-- What you should do --
In full and without deviation, write out the entries that follow.

-- The input --
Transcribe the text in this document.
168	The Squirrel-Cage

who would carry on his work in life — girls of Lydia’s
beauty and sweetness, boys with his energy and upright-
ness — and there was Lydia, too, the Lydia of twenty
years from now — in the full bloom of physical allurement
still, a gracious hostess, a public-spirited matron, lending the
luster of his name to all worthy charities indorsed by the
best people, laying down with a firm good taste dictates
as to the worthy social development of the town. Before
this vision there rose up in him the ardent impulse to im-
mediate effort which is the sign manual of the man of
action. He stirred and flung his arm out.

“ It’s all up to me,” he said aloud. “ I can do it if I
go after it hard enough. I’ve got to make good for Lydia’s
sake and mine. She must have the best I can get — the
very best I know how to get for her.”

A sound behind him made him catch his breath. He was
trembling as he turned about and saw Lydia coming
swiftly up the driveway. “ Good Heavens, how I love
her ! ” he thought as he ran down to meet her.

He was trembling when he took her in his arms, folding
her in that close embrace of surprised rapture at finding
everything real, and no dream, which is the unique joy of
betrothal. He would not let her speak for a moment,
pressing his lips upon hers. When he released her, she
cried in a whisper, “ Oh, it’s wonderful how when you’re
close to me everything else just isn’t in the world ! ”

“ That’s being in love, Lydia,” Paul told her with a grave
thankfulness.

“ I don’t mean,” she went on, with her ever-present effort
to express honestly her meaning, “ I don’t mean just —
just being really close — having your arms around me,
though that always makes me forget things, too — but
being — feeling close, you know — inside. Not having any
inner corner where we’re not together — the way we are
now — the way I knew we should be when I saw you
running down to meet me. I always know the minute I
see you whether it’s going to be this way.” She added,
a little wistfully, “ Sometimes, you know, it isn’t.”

-- Completed exercise --
Transcribe the text in this document.
168	The Squirrel-Cage

who would carry on his work in life — girls of Lydia’s
beauty and sweetness, boys with his energy and upright-
ness — and there was Lydia, too, the Lydia of twenty
years from now — in the full bloom of physical allurement
still, a gracious hostess, a public-spirited matron, lending the
luster of his name to all worthy charities indorsed by the
best people, laying down with a firm good taste dictates
as to the worthy social development of the town. Before
this vision there rose up in him the ardent impulse to im-
mediate effort which is the sign manual of the man of
action. He stirred and flung his arm out.

“ It’s all up to me,” he said aloud. “ I can do it if I
go after it hard enough. I’ve got to make good for Lydia’s
sake and mine. She must have the best I can get — the
very best I know how to get for her.”

A sound behind him made him catch his breath. He was
trembling as he turned about and saw Lydia coming
swiftly up the driveway. “ Good Heavens, how I love
her ! ” he thought as he ran down to meet her.

He was trembling when he took her in his arms, folding
her in that close embrace of surprised rapture at finding
everything real, and no dream, which is the unique joy of
betrothal. He would not let her speak for a moment,
pressing his lips upon hers. When he released her, she
cried in a whisper, “ Oh, it’s wonderful how when you’re
close to me everything else just isn’t in the world ! ”

“ That’s being in love, Lydia,” Paul told her with a grave
thankfulness.

“ I don’t mean,” she went on, with her ever-present effort
to express honestly her meaning, “ I don’t mean just —
just being really close — having your arms around me,
though that always makes me forget things, too — but
being — feeling close, you know — inside. Not having any
inner corner where we’re not together — the way we are
now — the way I knew we should be when I saw you
running down to meet me. I always know the minute I
see you whether it’s going to be this way.” She added,
a little wistfully, “ Sometimes, you know, it isn’t.”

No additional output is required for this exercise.